SHORT TASK: The records below must be duplicated exactly, character for character.

— Begin —

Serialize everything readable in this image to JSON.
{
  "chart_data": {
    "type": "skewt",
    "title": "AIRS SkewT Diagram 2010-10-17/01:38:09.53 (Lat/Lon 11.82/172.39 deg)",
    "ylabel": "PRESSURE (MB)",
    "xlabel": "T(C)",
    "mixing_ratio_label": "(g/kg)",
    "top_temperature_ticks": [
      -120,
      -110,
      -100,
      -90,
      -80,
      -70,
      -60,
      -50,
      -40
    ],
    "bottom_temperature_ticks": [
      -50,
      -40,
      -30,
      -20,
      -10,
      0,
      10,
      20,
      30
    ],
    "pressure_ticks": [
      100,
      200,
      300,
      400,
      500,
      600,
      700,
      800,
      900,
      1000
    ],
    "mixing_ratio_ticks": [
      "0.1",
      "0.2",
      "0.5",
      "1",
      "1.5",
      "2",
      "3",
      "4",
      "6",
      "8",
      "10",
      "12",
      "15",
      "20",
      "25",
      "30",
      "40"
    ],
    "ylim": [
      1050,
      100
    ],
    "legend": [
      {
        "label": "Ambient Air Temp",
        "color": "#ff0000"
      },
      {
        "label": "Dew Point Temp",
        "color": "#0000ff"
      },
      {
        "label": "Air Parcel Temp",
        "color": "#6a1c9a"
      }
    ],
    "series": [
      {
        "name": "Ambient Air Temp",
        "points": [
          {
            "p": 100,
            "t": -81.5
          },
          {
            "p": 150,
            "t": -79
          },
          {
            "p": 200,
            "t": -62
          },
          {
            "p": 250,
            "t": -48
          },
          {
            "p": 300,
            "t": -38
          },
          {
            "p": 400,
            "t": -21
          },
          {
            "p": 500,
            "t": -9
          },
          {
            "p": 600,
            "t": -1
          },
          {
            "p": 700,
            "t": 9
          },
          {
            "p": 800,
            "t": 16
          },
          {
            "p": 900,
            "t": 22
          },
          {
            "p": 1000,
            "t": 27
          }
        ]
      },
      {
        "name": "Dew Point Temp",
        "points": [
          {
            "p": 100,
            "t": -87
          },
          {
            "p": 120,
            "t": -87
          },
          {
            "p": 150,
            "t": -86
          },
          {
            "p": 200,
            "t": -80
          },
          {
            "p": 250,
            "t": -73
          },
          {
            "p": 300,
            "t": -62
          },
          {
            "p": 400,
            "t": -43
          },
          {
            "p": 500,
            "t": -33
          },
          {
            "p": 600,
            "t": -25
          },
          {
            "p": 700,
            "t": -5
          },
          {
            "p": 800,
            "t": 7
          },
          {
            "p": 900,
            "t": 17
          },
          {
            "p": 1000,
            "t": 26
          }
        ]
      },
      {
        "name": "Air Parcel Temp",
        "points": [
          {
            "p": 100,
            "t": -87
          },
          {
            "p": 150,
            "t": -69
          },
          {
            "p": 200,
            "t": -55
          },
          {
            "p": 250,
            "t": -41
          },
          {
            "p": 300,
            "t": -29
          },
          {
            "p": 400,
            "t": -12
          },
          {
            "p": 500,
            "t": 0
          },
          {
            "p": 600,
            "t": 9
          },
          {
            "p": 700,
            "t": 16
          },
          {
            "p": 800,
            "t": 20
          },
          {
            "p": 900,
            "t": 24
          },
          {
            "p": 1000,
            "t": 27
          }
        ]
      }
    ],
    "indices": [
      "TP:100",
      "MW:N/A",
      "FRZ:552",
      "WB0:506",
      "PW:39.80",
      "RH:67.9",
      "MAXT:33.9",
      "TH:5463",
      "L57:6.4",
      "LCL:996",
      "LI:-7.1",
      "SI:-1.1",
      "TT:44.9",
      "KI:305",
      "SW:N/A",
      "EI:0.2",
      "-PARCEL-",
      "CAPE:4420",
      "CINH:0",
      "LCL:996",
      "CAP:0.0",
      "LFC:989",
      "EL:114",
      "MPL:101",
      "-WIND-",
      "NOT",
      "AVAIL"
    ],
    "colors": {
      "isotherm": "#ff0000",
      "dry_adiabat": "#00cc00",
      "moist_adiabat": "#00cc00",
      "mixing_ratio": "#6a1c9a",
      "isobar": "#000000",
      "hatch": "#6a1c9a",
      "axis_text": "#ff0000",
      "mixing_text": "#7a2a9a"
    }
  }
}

— End —

SOLVED EXERCISE:
Serialize everything readable in this image to JSON.
{
  "chart_data": {
    "type": "skewt",
    "title": "AIRS SkewT Diagram 2010-10-17/01:38:09.53 (Lat/Lon 11.82/172.39 deg)",
    "ylabel": "PRESSURE (MB)",
    "xlabel": "T(C)",
    "mixing_ratio_label": "(g/kg)",
    "top_temperature_ticks": [
      -120,
      -110,
      -100,
      -90,
      -80,
      -70,
      -60,
      -50,
      -40
    ],
    "bottom_temperature_ticks": [
      -50,
      -40,
      -30,
      -20,
      -10,
      0,
      10,
      20,
      30
    ],
    "pressure_ticks": [
      100,
      200,
      300,
      400,
      500,
      600,
      700,
      800,
      900,
      1000
    ],
    "mixing_ratio_ticks": [
      "0.1",
      "0.2",
      "0.5",
      "1",
      "1.5",
      "2",
      "3",
      "4",
      "6",
      "8",
      "10",
      "12",
      "15",
      "20",
      "25",
      "30",
      "40"
    ],
    "ylim": [
      1050,
      100
    ],
    "legend": [
      {
        "label": "Ambient Air Temp",
        "color": "#ff0000"
      },
      {
        "label": "Dew Point Temp",
        "color": "#0000ff"
      },
      {
        "label": "Air Parcel Temp",
        "color": "#6a1c9a"
      }
    ],
    "series": [
      {
        "name": "Ambient Air Temp",
        "points": [
          {
            "p": 100,
            "t": -81.5
          },
          {
            "p": 150,
            "t": -79
          },
          {
            "p": 200,
            "t": -62
          },
          {
            "p": 250,
            "t": -48
          },
          {
            "p": 300,
            "t": -38
          },
          {
            "p": 400,
            "t": -21
          },
          {
            "p": 500,
            "t": -9
          },
          {
            "p": 600,
            "t": -1
          },
          {
            "p": 700,
            "t": 9
          },
          {
            "p": 800,
            "t": 16
          },
          {
            "p": 900,
            "t": 22
          },
          {
            "p": 1000,
            "t": 27
          }
        ]
      },
      {
        "name": "Dew Point Temp",
        "points": [
          {
            "p": 100,
            "t": -87
          },
          {
            "p": 120,
            "t": -87
          },
          {
            "p": 150,
            "t": -86
          },
          {
            "p": 200,
            "t": -80
          },
          {
            "p": 250,
            "t": -73
          },
          {
            "p": 300,
            "t": -62
          },
          {
            "p": 400,
            "t": -43
          },
          {
            "p": 500,
            "t": -33
          },
          {
            "p": 600,
            "t": -25
          },
          {
            "p": 700,
            "t": -5
          },
          {
            "p": 800,
            "t": 7
          },
          {
            "p": 900,
            "t": 17
          },
          {
            "p": 1000,
            "t": 26
          }
        ]
      },
      {
        "name": "Air Parcel Temp",
        "points": [
          {
            "p": 100,
            "t": -87
          },
          {
            "p": 150,
            "t": -69
          },
          {
            "p": 200,
            "t": -55
          },
          {
            "p": 250,
            "t": -41
          },
          {
            "p": 300,
            "t": -29
          },
          {
            "p": 400,
            "t": -12
          },
          {
            "p": 500,
            "t": 0
          },
          {
            "p": 600,
            "t": 9
          },
          {
            "p": 700,
            "t": 16
          },
          {
            "p": 800,
            "t": 20
          },
          {
            "p": 900,
            "t": 24
          },
          {
            "p": 1000,
            "t": 27
          }
        ]
      }
    ],
    "indices": [
      "TP:100",
      "MW:N/A",
      "FRZ:552",
      "WB0:506",
      "PW:39.80",
      "RH:67.9",
      "MAXT:33.9",
      "TH:5463",
      "L57:6.4",
      "LCL:996",
      "LI:-7.1",
      "SI:-1.1",
      "TT:44.9",
      "KI:305",
      "SW:N/A",
      "EI:0.2",
      "-PARCEL-",
      "CAPE:4420",
      "CINH:0",
      "LCL:996",
      "CAP:0.0",
      "LFC:989",
      "EL:114",
      "MPL:101",
      "-WIND-",
      "NOT",
      "AVAIL"
    ],
    "colors": {
      "isotherm": "#ff0000",
      "dry_adiabat": "#00cc00",
      "moist_adiabat": "#00cc00",
      "mixing_ratio": "#6a1c9a",
      "isobar": "#000000",
      "hatch": "#6a1c9a",
      "axis_text": "#ff0000",
      "mixing_text": "#7a2a9a"
    }
  }
}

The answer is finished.